*Problem statement*:
Gather each line of the records where "TDDFT" appears.

* * * * * * *

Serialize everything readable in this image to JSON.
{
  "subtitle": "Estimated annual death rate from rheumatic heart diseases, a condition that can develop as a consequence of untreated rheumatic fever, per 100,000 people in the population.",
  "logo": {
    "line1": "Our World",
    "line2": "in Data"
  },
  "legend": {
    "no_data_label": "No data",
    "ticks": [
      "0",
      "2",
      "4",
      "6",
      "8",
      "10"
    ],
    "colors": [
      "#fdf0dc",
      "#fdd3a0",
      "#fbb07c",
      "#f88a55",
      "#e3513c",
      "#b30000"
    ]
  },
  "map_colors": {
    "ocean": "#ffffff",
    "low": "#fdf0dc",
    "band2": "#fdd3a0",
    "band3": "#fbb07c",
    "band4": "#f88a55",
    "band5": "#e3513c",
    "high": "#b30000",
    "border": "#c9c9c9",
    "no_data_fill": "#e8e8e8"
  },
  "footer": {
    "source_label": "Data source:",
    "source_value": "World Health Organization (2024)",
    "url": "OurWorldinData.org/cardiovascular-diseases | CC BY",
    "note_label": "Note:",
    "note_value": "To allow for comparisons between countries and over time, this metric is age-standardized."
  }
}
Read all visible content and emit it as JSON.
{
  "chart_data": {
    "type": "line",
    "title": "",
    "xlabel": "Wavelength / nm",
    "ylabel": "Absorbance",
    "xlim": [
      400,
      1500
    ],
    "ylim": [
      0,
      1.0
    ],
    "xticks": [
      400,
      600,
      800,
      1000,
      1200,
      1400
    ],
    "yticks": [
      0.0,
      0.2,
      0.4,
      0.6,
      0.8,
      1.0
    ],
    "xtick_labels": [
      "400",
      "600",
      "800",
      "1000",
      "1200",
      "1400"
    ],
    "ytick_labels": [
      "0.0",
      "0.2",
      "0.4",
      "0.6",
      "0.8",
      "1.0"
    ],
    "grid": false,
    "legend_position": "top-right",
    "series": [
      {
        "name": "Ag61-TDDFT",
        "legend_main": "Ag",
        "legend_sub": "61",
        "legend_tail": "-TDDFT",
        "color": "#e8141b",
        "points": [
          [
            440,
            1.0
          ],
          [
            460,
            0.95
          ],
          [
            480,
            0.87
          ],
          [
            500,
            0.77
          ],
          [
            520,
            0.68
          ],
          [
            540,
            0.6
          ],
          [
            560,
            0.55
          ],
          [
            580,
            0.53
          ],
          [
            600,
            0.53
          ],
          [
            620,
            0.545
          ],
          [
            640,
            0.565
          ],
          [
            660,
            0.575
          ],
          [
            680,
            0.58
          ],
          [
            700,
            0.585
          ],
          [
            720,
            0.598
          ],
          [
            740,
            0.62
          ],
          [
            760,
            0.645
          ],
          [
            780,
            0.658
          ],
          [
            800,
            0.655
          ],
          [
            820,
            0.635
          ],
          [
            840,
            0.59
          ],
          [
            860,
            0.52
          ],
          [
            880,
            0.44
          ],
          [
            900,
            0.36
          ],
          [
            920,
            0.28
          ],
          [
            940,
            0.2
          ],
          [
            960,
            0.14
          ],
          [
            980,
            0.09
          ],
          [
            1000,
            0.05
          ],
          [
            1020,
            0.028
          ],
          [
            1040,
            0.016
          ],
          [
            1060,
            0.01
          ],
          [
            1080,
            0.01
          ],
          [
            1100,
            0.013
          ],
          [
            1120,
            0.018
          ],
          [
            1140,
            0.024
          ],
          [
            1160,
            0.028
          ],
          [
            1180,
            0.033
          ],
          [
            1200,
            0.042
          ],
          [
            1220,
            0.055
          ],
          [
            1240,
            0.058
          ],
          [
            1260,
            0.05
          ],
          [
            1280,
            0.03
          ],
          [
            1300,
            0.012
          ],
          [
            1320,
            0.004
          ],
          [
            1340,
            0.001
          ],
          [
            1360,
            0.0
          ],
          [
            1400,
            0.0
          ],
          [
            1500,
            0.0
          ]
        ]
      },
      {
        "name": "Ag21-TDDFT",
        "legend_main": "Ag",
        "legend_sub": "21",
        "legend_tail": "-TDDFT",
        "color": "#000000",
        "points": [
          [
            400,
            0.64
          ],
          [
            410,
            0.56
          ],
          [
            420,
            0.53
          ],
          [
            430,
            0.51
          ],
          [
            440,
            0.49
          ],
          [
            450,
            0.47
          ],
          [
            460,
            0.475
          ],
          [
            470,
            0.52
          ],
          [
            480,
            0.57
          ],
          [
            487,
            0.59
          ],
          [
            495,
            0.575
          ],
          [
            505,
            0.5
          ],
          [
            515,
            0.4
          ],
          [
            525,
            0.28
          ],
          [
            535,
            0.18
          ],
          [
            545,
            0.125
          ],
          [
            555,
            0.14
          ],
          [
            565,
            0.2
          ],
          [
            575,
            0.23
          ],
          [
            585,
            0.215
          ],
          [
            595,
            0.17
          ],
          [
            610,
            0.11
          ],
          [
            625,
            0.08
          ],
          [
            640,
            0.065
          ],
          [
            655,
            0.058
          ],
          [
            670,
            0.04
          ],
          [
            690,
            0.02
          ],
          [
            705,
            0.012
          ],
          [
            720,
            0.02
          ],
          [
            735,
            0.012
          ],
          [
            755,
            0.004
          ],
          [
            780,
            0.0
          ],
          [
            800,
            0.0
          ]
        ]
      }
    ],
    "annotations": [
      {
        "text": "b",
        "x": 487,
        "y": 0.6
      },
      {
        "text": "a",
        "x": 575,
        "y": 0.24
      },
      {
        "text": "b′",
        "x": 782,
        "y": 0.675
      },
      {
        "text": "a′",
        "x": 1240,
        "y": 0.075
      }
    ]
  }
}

* * * * * * *

*Output of the exercise*:
        "name": "Ag61-TDDFT",
        "legend_tail": "-TDDFT",
        "name": "Ag21-TDDFT",
        "legend_tail": "-TDDFT",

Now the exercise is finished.